* START Exercise inputs *

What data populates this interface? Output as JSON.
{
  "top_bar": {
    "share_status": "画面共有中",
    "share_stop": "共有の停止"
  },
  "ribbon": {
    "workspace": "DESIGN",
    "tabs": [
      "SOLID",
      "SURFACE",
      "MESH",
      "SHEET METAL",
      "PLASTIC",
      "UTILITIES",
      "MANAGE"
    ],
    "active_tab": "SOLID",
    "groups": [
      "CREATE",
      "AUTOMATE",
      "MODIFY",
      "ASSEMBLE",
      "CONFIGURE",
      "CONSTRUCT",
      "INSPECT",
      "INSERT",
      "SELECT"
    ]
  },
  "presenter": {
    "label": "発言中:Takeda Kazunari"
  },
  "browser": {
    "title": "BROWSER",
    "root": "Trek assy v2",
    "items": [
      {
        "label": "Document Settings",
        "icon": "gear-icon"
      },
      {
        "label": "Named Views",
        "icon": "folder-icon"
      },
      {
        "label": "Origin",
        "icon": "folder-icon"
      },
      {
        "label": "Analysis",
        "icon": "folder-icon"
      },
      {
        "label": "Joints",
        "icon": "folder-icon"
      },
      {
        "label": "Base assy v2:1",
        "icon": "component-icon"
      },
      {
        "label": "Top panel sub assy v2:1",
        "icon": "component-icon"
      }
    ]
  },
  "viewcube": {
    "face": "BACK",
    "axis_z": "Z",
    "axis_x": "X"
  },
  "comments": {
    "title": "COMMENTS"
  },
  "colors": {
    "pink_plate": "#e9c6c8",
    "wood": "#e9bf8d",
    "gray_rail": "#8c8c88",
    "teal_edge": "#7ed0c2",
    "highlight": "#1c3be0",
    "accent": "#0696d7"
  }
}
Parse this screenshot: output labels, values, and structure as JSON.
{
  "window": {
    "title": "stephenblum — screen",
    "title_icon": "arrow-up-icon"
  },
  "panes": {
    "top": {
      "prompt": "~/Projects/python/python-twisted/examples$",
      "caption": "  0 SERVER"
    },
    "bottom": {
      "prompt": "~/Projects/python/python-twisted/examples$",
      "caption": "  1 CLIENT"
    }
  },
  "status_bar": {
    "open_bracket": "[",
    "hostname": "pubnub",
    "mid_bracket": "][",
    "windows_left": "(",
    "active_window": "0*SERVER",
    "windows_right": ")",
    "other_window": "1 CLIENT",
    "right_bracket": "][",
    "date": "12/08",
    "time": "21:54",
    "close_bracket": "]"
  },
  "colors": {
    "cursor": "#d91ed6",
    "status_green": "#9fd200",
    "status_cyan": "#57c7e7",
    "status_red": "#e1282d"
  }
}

* END Exercise inputs *

From the entries above, copy each line holding "JSON".

What data populates this interface? Output as JSON.
Parse this screenshot: output labels, values, and structure as JSON.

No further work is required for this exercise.